» Written problem:
Return the listing word for word, as given.

Start of Supplied records

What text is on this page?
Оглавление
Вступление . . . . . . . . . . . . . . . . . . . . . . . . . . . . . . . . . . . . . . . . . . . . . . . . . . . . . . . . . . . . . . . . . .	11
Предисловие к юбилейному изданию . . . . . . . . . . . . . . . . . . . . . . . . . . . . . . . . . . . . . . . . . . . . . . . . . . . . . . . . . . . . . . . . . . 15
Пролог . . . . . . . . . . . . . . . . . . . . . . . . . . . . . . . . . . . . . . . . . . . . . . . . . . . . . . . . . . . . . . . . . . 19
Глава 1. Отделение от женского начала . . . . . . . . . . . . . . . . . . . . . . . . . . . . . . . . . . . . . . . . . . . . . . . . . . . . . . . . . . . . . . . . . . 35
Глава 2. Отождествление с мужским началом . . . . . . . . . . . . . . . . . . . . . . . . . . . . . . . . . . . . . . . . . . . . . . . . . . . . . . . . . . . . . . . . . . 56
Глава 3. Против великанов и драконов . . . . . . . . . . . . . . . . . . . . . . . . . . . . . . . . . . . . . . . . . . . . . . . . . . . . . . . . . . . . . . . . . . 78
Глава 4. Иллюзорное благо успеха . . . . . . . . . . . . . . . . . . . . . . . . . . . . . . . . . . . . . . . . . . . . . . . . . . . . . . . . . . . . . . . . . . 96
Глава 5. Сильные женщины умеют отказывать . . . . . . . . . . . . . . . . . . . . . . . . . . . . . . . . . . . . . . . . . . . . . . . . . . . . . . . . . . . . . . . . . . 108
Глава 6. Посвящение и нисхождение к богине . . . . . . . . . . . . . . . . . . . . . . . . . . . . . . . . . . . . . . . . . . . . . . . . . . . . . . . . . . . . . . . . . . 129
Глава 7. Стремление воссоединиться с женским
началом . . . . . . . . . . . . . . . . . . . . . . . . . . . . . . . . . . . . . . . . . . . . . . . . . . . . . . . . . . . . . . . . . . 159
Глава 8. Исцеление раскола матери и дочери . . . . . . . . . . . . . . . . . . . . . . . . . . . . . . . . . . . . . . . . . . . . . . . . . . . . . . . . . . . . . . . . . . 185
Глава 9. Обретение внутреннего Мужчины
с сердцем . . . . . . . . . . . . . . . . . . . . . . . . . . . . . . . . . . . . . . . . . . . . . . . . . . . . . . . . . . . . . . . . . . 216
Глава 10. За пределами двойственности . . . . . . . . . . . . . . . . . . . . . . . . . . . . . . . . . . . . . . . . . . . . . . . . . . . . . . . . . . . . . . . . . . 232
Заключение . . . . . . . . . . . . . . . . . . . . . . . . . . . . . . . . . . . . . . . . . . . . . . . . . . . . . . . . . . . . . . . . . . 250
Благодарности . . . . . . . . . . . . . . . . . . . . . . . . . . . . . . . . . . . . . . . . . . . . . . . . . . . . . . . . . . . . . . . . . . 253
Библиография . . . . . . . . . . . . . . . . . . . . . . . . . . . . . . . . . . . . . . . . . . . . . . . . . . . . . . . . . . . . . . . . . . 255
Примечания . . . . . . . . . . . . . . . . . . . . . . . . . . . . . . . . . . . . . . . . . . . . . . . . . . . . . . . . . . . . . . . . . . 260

End of Supplied records

» Result of the exercise:
What text is on this page?
Оглавление
Вступление . . . . . . . . . . . . . . . . . . . . . . . . . . . . . . . . . . . . . . . . . . . . . . . . . . . . . . . . . . . . . . . . . .	11
Предисловие к юбилейному изданию . . . . . . . . . . . . . . . . . . . . . . . . . . . . . . . . . . . . . . . . . . . . . . . . . . . . . . . . . . . . . . . . . . 15
Пролог . . . . . . . . . . . . . . . . . . . . . . . . . . . . . . . . . . . . . . . . . . . . . . . . . . . . . . . . . . . . . . . . . . 19
Глава 1. Отделение от женского начала . . . . . . . . . . . . . . . . . . . . . . . . . . . . . . . . . . . . . . . . . . . . . . . . . . . . . . . . . . . . . . . . . . 35
Глава 2. Отождествление с мужским началом . . . . . . . . . . . . . . . . . . . . . . . . . . . . . . . . . . . . . . . . . . . . . . . . . . . . . . . . . . . . . . . . . . 56
Глава 3. Против великанов и драконов . . . . . . . . . . . . . . . . . . . . . . . . . . . . . . . . . . . . . . . . . . . . . . . . . . . . . . . . . . . . . . . . . . 78
Глава 4. Иллюзорное благо успеха . . . . . . . . . . . . . . . . . . . . . . . . . . . . . . . . . . . . . . . . . . . . . . . . . . . . . . . . . . . . . . . . . . 96
Глава 5. Сильные женщины умеют отказывать . . . . . . . . . . . . . . . . . . . . . . . . . . . . . . . . . . . . . . . . . . . . . . . . . . . . . . . . . . . . . . . . . . 108
Глава 6. Посвящение и нисхождение к богине . . . . . . . . . . . . . . . . . . . . . . . . . . . . . . . . . . . . . . . . . . . . . . . . . . . . . . . . . . . . . . . . . . 129
Глава 7. Стремление воссоединиться с женским
началом . . . . . . . . . . . . . . . . . . . . . . . . . . . . . . . . . . . . . . . . . . . . . . . . . . . . . . . . . . . . . . . . . . 159
Глава 8. Исцеление раскола матери и дочери . . . . . . . . . . . . . . . . . . . . . . . . . . . . . . . . . . . . . . . . . . . . . . . . . . . . . . . . . . . . . . . . . . 185
Глава 9. Обретение внутреннего Мужчины
с сердцем . . . . . . . . . . . . . . . . . . . . . . . . . . . . . . . . . . . . . . . . . . . . . . . . . . . . . . . . . . . . . . . . . . 216
Глава 10. За пределами двойственности . . . . . . . . . . . . . . . . . . . . . . . . . . . . . . . . . . . . . . . . . . . . . . . . . . . . . . . . . . . . . . . . . . 232
Заключение . . . . . . . . . . . . . . . . . . . . . . . . . . . . . . . . . . . . . . . . . . . . . . . . . . . . . . . . . . . . . . . . . . 250
Благодарности . . . . . . . . . . . . . . . . . . . . . . . . . . . . . . . . . . . . . . . . . . . . . . . . . . . . . . . . . . . . . . . . . . 253
Библиография . . . . . . . . . . . . . . . . . . . . . . . . . . . . . . . . . . . . . . . . . . . . . . . . . . . . . . . . . . . . . . . . . . 255
Примечания . . . . . . . . . . . . . . . . . . . . . . . . . . . . . . . . . . . . . . . . . . . . . . . . . . . . . . . . . . . . . . . . . . 260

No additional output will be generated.